** begin INFORMATION SUPPLIED **
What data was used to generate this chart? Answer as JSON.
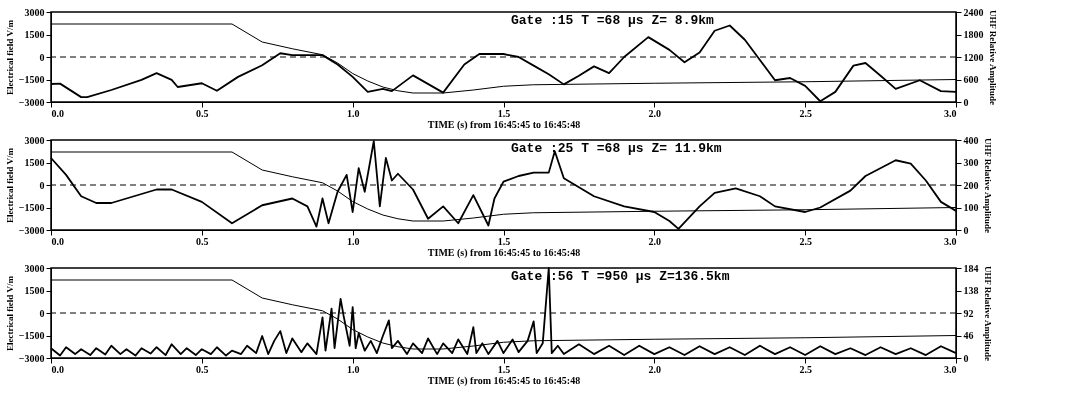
{
  "chart_data": [
    {
      "type": "line",
      "xlabel": "TIME (s) from 16:45:45 to 16:45:48",
      "ylabel": "Electrical field V/m",
      "y2label": "UHF Relative Amplitude",
      "annotations": [
        "Gate :15   T =68 µs   Z=   8.9km"
      ],
      "xlim": [
        0,
        3
      ],
      "xticks": [
        {
          "value": 0,
          "label": "0.0"
        },
        0.5,
        {
          "value": 1,
          "label": "1.0"
        },
        1.5,
        {
          "value": 2,
          "label": "2.0"
        },
        2.5,
        {
          "value": 3,
          "label": "3.0"
        }
      ],
      "ylim": [
        -3000,
        3000
      ],
      "yticks": [
        -3000,
        -1500,
        0,
        1500,
        3000
      ],
      "y2lim": [
        0,
        2400
      ],
      "y2ticks": [
        0,
        600,
        1200,
        1800,
        2400
      ],
      "grid": false,
      "ref_lines": [
        {
          "axis": "y",
          "value": 0,
          "line_style": "dashed"
        }
      ],
      "series": [
        {
          "color": "#000000",
          "x": [
            0,
            0.6,
            0.7,
            0.8,
            0.9,
            0.95,
            1.0,
            1.05,
            1.1,
            1.15,
            1.2,
            1.3,
            1.4,
            1.5,
            1.6,
            1.8,
            2.0,
            2.5,
            3.0
          ],
          "values": [
            2200,
            2200,
            1000,
            550,
            150,
            -400,
            -1100,
            -1600,
            -2000,
            -2250,
            -2400,
            -2400,
            -2200,
            -1950,
            -1850,
            -1800,
            -1750,
            -1650,
            -1500
          ]
        },
        {
          "color": "#000000",
          "axis": "y2",
          "x": [
            0,
            0.03,
            0.1,
            0.12,
            0.2,
            0.3,
            0.35,
            0.4,
            0.42,
            0.5,
            0.55,
            0.62,
            0.7,
            0.76,
            0.8,
            0.9,
            0.95,
            1.0,
            1.05,
            1.1,
            1.13,
            1.2,
            1.3,
            1.37,
            1.42,
            1.5,
            1.55,
            1.6,
            1.65,
            1.7,
            1.75,
            1.8,
            1.85,
            1.9,
            1.98,
            2.05,
            2.1,
            2.15,
            2.2,
            2.25,
            2.3,
            2.4,
            2.45,
            2.5,
            2.55,
            2.6,
            2.66,
            2.7,
            2.75,
            2.8,
            2.88,
            2.95,
            3.0
          ],
          "values": [
            480,
            490,
            130,
            130,
            320,
            590,
            770,
            590,
            400,
            500,
            300,
            670,
            980,
            1300,
            1250,
            1250,
            1000,
            670,
            270,
            350,
            290,
            710,
            250,
            1000,
            1280,
            1280,
            1200,
            970,
            740,
            470,
            700,
            950,
            770,
            1200,
            1730,
            1390,
            1060,
            1320,
            1900,
            2040,
            1660,
            580,
            640,
            430,
            20,
            270,
            970,
            1040,
            700,
            350,
            580,
            290,
            270
          ]
        }
      ]
    },
    {
      "type": "line",
      "xlabel": "TIME (s) from 16:45:45 to 16:45:48",
      "ylabel": "Electrical field V/m",
      "y2label": "UHF Relative Amplitude",
      "annotations": [
        "Gate :25   T =68 µs   Z=  11.9km"
      ],
      "xlim": [
        0,
        3
      ],
      "xticks": [
        {
          "value": 0,
          "label": "0.0"
        },
        0.5,
        {
          "value": 1,
          "label": "1.0"
        },
        1.5,
        {
          "value": 2,
          "label": "2.0"
        },
        2.5,
        {
          "value": 3,
          "label": "3.0"
        }
      ],
      "ylim": [
        -3000,
        3000
      ],
      "yticks": [
        -3000,
        -1500,
        0,
        1500,
        3000
      ],
      "y2lim": [
        0,
        400
      ],
      "y2ticks": [
        0,
        100,
        200,
        300,
        400
      ],
      "grid": false,
      "ref_lines": [
        {
          "axis": "y",
          "value": 0,
          "line_style": "dashed"
        }
      ],
      "series": [
        {
          "color": "#000000",
          "x": [
            0,
            0.6,
            0.7,
            0.8,
            0.9,
            0.95,
            1.0,
            1.05,
            1.1,
            1.15,
            1.2,
            1.3,
            1.4,
            1.5,
            1.6,
            1.8,
            2.0,
            2.5,
            3.0
          ],
          "values": [
            2200,
            2200,
            1000,
            550,
            150,
            -400,
            -1100,
            -1600,
            -2000,
            -2250,
            -2400,
            -2400,
            -2200,
            -1950,
            -1850,
            -1800,
            -1750,
            -1650,
            -1500
          ]
        },
        {
          "color": "#000000",
          "axis": "y2",
          "x": [
            0,
            0.05,
            0.1,
            0.15,
            0.2,
            0.3,
            0.35,
            0.4,
            0.5,
            0.6,
            0.7,
            0.8,
            0.85,
            0.88,
            0.9,
            0.92,
            0.95,
            0.98,
            1.0,
            1.02,
            1.04,
            1.07,
            1.09,
            1.11,
            1.13,
            1.15,
            1.2,
            1.25,
            1.3,
            1.35,
            1.4,
            1.45,
            1.47,
            1.5,
            1.55,
            1.6,
            1.65,
            1.67,
            1.7,
            1.8,
            1.9,
            2.0,
            2.05,
            2.08,
            2.15,
            2.2,
            2.27,
            2.35,
            2.4,
            2.5,
            2.55,
            2.65,
            2.7,
            2.8,
            2.85,
            2.9,
            2.95,
            3.0
          ],
          "values": [
            320,
            245,
            150,
            120,
            120,
            160,
            180,
            180,
            125,
            30,
            110,
            140,
            105,
            15,
            140,
            30,
            170,
            245,
            80,
            275,
            170,
            395,
            105,
            320,
            220,
            250,
            180,
            50,
            105,
            30,
            155,
            20,
            140,
            215,
            240,
            255,
            255,
            350,
            230,
            150,
            105,
            80,
            40,
            5,
            105,
            165,
            185,
            150,
            105,
            80,
            100,
            175,
            240,
            310,
            295,
            220,
            125,
            85
          ]
        }
      ]
    },
    {
      "type": "line",
      "xlabel": "TIME (s) from 16:45:45 to 16:45:48",
      "ylabel": "Electrical field V/m",
      "y2label": "UHF Relative Amplitude",
      "annotations": [
        "Gate :56   T =950 µs   Z=136.5km"
      ],
      "xlim": [
        0,
        3
      ],
      "xticks": [
        {
          "value": 0,
          "label": "0.0"
        },
        0.5,
        {
          "value": 1,
          "label": "1.0"
        },
        1.5,
        {
          "value": 2,
          "label": "2.0"
        },
        2.5,
        {
          "value": 3,
          "label": "3.0"
        }
      ],
      "ylim": [
        -3000,
        3000
      ],
      "yticks": [
        -3000,
        -1500,
        0,
        1500,
        3000
      ],
      "y2lim": [
        0,
        184
      ],
      "y2ticks": [
        0,
        46,
        92,
        138,
        184
      ],
      "grid": false,
      "ref_lines": [
        {
          "axis": "y",
          "value": 0,
          "line_style": "dashed"
        }
      ],
      "series": [
        {
          "color": "#000000",
          "x": [
            0,
            0.6,
            0.7,
            0.8,
            0.9,
            0.95,
            1.0,
            1.05,
            1.1,
            1.15,
            1.2,
            1.3,
            1.4,
            1.5,
            1.6,
            1.8,
            2.0,
            2.5,
            3.0
          ],
          "values": [
            2200,
            2200,
            1000,
            550,
            150,
            -400,
            -1100,
            -1600,
            -2000,
            -2250,
            -2400,
            -2400,
            -2200,
            -1950,
            -1850,
            -1800,
            -1750,
            -1650,
            -1500
          ]
        },
        {
          "color": "#000000",
          "axis": "y2",
          "x": [
            0,
            0.03,
            0.05,
            0.08,
            0.1,
            0.13,
            0.15,
            0.18,
            0.2,
            0.23,
            0.25,
            0.28,
            0.3,
            0.33,
            0.35,
            0.38,
            0.4,
            0.43,
            0.45,
            0.48,
            0.5,
            0.53,
            0.55,
            0.58,
            0.6,
            0.63,
            0.65,
            0.68,
            0.7,
            0.72,
            0.74,
            0.76,
            0.78,
            0.8,
            0.83,
            0.85,
            0.88,
            0.9,
            0.91,
            0.93,
            0.94,
            0.96,
            0.97,
            0.99,
            1.0,
            1.01,
            1.02,
            1.04,
            1.06,
            1.08,
            1.1,
            1.12,
            1.13,
            1.15,
            1.18,
            1.2,
            1.23,
            1.25,
            1.28,
            1.3,
            1.33,
            1.35,
            1.38,
            1.4,
            1.41,
            1.43,
            1.45,
            1.48,
            1.5,
            1.53,
            1.55,
            1.58,
            1.6,
            1.61,
            1.63,
            1.65,
            1.66,
            1.68,
            1.7,
            1.75,
            1.8,
            1.85,
            1.9,
            1.95,
            2.0,
            2.05,
            2.1,
            2.15,
            2.2,
            2.25,
            2.3,
            2.35,
            2.4,
            2.45,
            2.5,
            2.55,
            2.6,
            2.65,
            2.7,
            2.75,
            2.8,
            2.85,
            2.9,
            2.95,
            3.0
          ],
          "values": [
            20,
            5,
            22,
            8,
            18,
            6,
            20,
            7,
            25,
            8,
            18,
            5,
            20,
            9,
            22,
            6,
            28,
            8,
            20,
            6,
            18,
            8,
            22,
            5,
            15,
            8,
            25,
            10,
            45,
            8,
            35,
            55,
            10,
            40,
            12,
            30,
            8,
            83,
            15,
            101,
            20,
            121,
            86,
            25,
            104,
            20,
            51,
            15,
            35,
            10,
            45,
            77,
            20,
            35,
            8,
            30,
            10,
            40,
            8,
            30,
            10,
            38,
            8,
            63,
            10,
            30,
            8,
            35,
            10,
            38,
            12,
            35,
            75,
            10,
            30,
            184,
            10,
            25,
            8,
            28,
            8,
            25,
            6,
            25,
            8,
            22,
            6,
            24,
            8,
            22,
            6,
            25,
            8,
            22,
            6,
            24,
            8,
            20,
            6,
            22,
            8,
            20,
            6,
            24,
            10
          ]
        }
      ]
    }
  ]
}
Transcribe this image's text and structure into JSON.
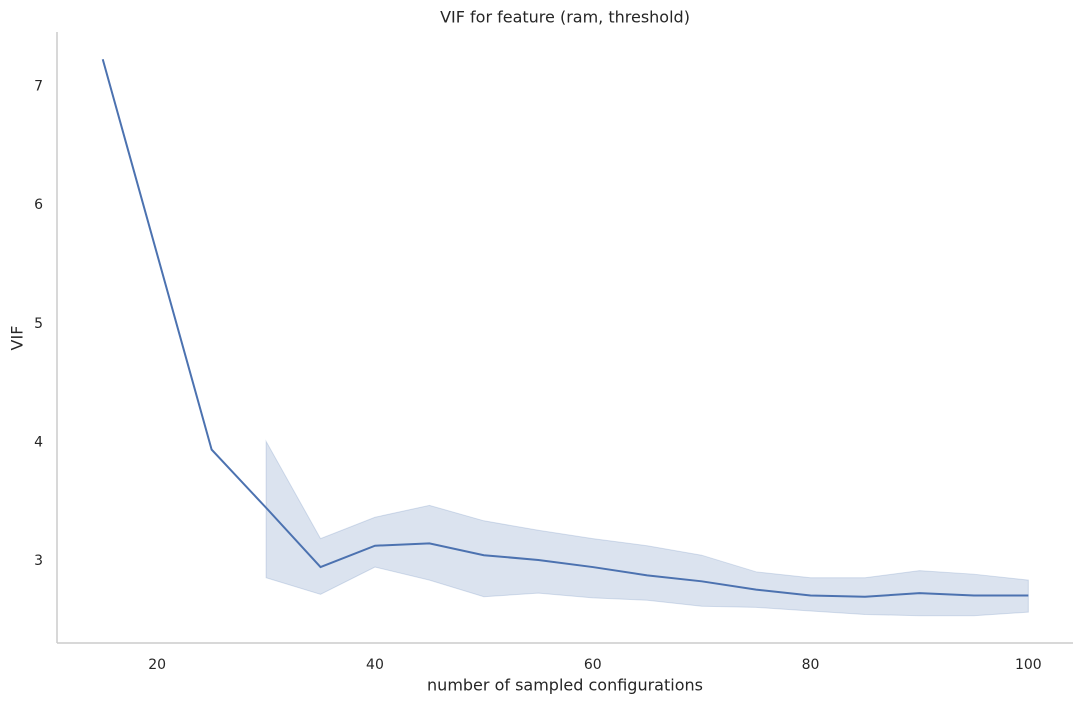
{
  "chart_data": {
    "type": "line",
    "title": "VIF for feature (ram, threshold)",
    "xlabel": "number of sampled configurations",
    "ylabel": "VIF",
    "x": [
      15,
      25,
      30,
      35,
      40,
      45,
      50,
      55,
      60,
      65,
      70,
      75,
      80,
      85,
      90,
      95,
      100
    ],
    "series": [
      {
        "color": "#4c72b0",
        "values": [
          7.23,
          3.94,
          3.45,
          2.95,
          3.13,
          3.15,
          3.05,
          3.01,
          2.95,
          2.88,
          2.83,
          2.76,
          2.71,
          2.7,
          2.73,
          2.71,
          2.71
        ],
        "upper": [
          null,
          null,
          4.01,
          3.19,
          3.37,
          3.47,
          3.34,
          3.26,
          3.19,
          3.13,
          3.05,
          2.91,
          2.86,
          2.86,
          2.92,
          2.89,
          2.84
        ],
        "lower": [
          null,
          null,
          2.86,
          2.72,
          2.95,
          2.84,
          2.7,
          2.73,
          2.69,
          2.67,
          2.62,
          2.61,
          2.58,
          2.55,
          2.54,
          2.54,
          2.57
        ]
      }
    ],
    "xlim": [
      10.8,
      104.1
    ],
    "ylim": [
      2.31,
      7.46
    ],
    "xticks": [
      20,
      40,
      60,
      80,
      100
    ],
    "yticks": [
      3,
      4,
      5,
      6,
      7
    ],
    "grid": false
  }
}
** end INFORMATION SUPPLIED **
TASK DESCRIPTION ▸ For the entries shown above, give the number of lines that include the word "this", without any other text.

PROBLEM SOLUTION ▸ 2